Required work: Copy out the data below as written; omit any images.

Available records:
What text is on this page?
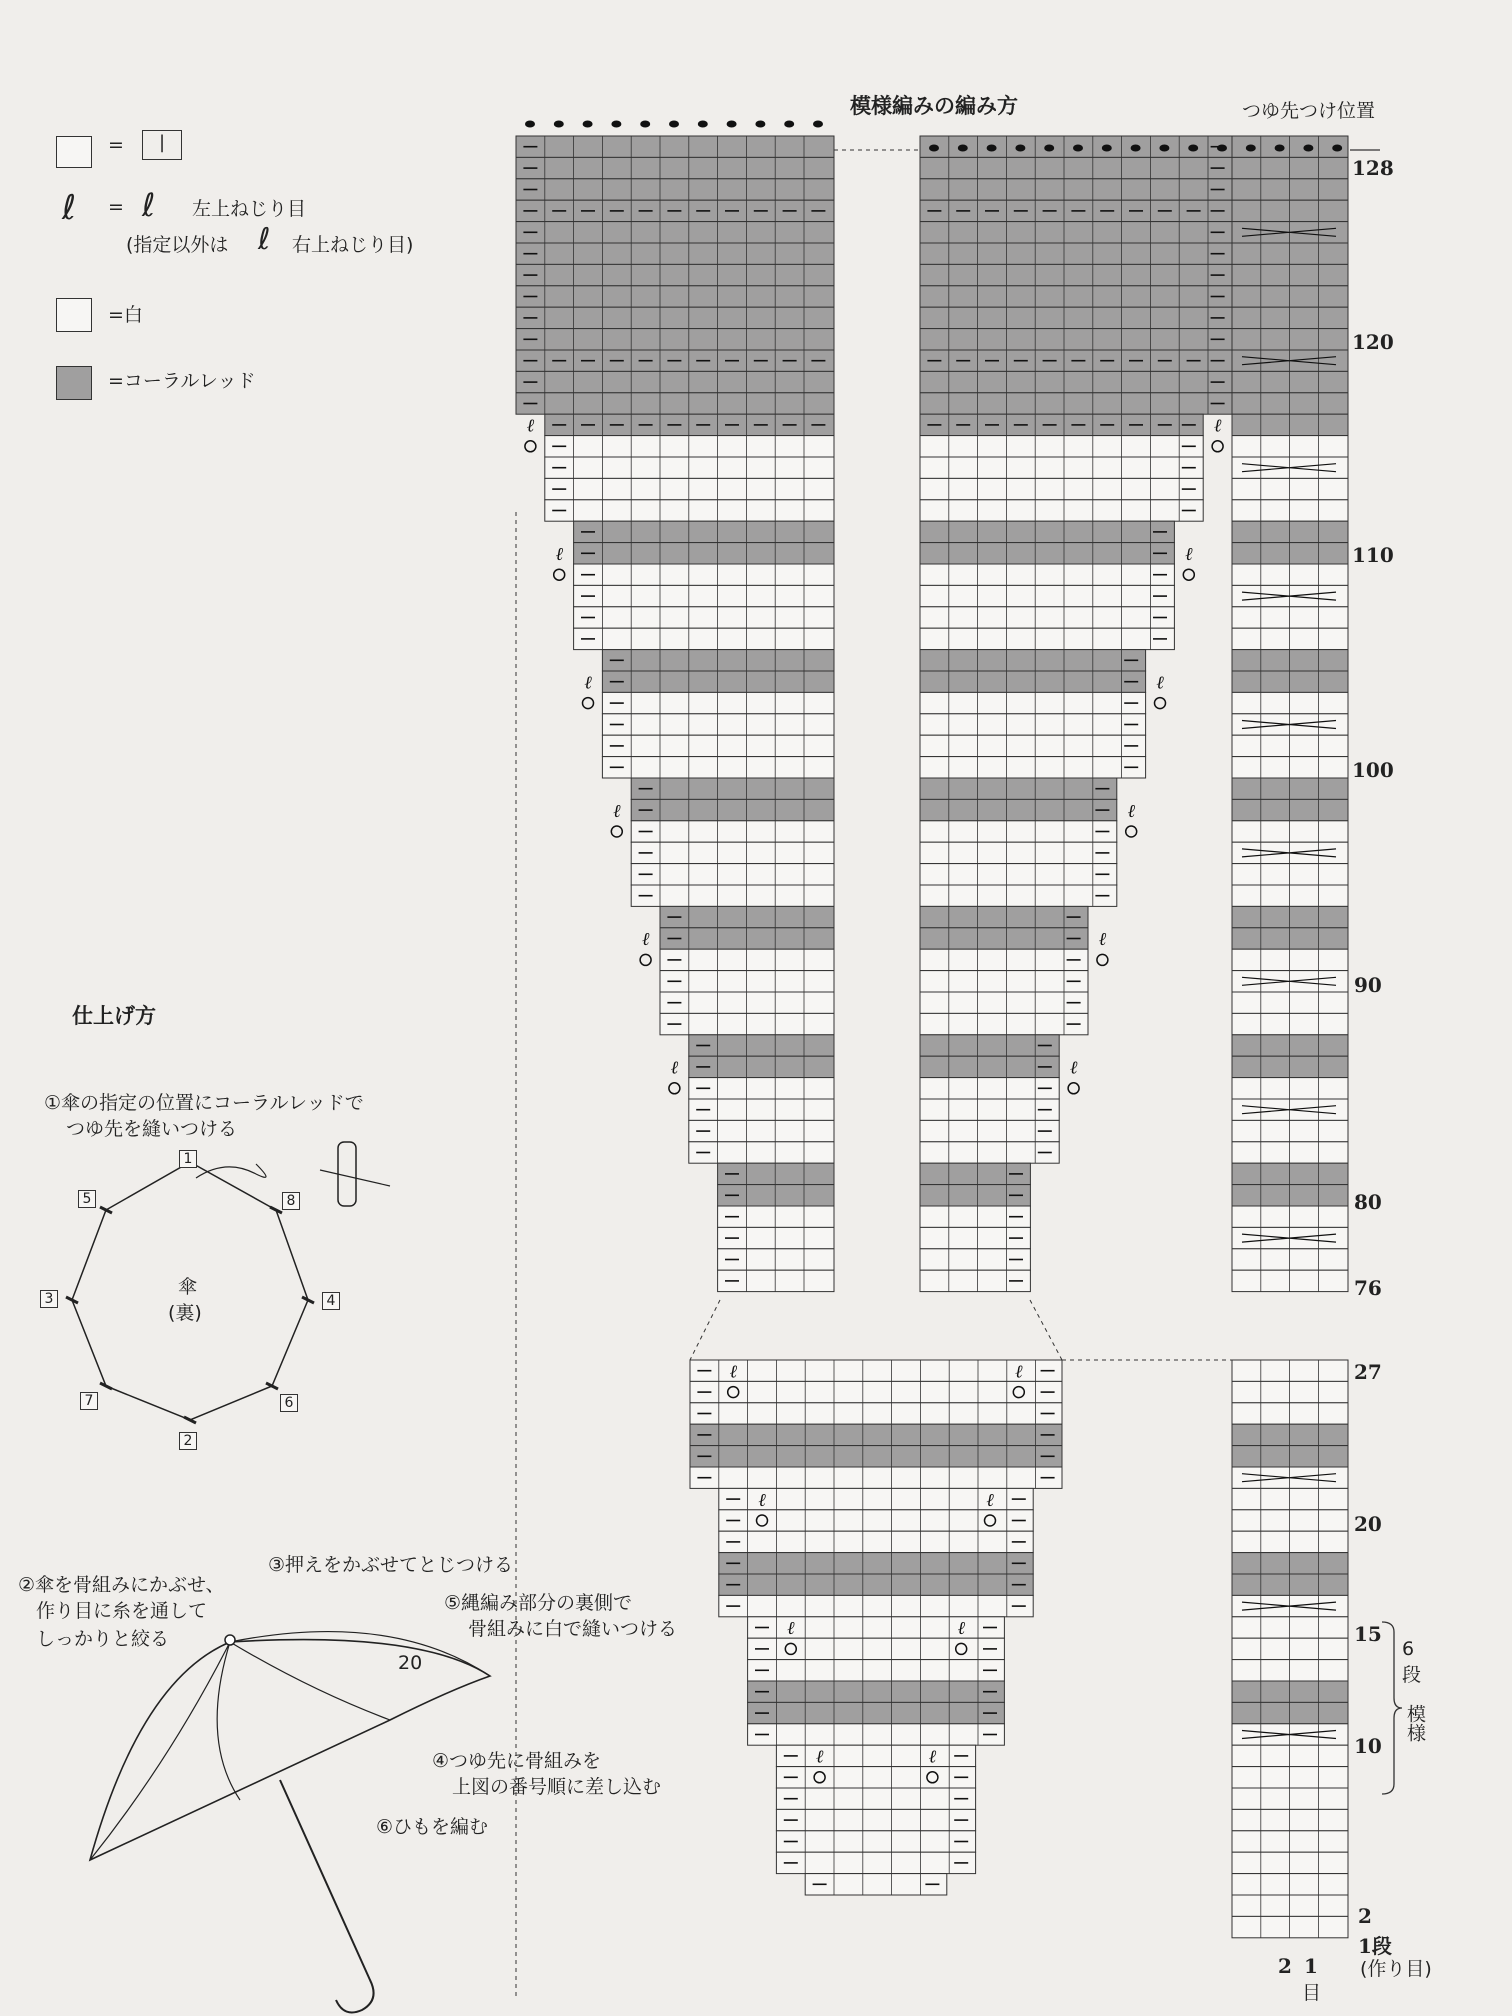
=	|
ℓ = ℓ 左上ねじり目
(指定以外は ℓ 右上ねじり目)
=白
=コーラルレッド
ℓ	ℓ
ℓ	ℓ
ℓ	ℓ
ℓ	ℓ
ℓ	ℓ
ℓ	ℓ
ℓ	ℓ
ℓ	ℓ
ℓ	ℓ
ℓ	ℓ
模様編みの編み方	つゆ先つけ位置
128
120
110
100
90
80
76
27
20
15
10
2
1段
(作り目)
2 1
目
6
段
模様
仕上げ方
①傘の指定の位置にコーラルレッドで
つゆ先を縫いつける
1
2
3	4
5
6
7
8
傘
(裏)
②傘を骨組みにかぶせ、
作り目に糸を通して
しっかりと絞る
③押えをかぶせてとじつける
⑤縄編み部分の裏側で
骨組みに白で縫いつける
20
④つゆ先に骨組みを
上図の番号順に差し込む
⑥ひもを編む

Correct output:
What text is on this page?
=	|
ℓ = ℓ 左上ねじり目
(指定以外は ℓ 右上ねじり目)
=白
=コーラルレッド
ℓ	ℓ
ℓ	ℓ
ℓ	ℓ
ℓ	ℓ
ℓ	ℓ
ℓ	ℓ
ℓ	ℓ
ℓ	ℓ
ℓ	ℓ
ℓ	ℓ
模様編みの編み方	つゆ先つけ位置
128
120
110
100
90
80
76
27
20
15
10
2
1段
(作り目)
2 1
目
6
段
模様
仕上げ方
①傘の指定の位置にコーラルレッドで
つゆ先を縫いつける
1
2
3	4
5
6
7
8
傘
(裏)
②傘を骨組みにかぶせ、
作り目に糸を通して
しっかりと絞る
③押えをかぶせてとじつける
⑤縄編み部分の裏側で
骨組みに白で縫いつける
20
④つゆ先に骨組みを
上図の番号順に差し込む
⑥ひもを編む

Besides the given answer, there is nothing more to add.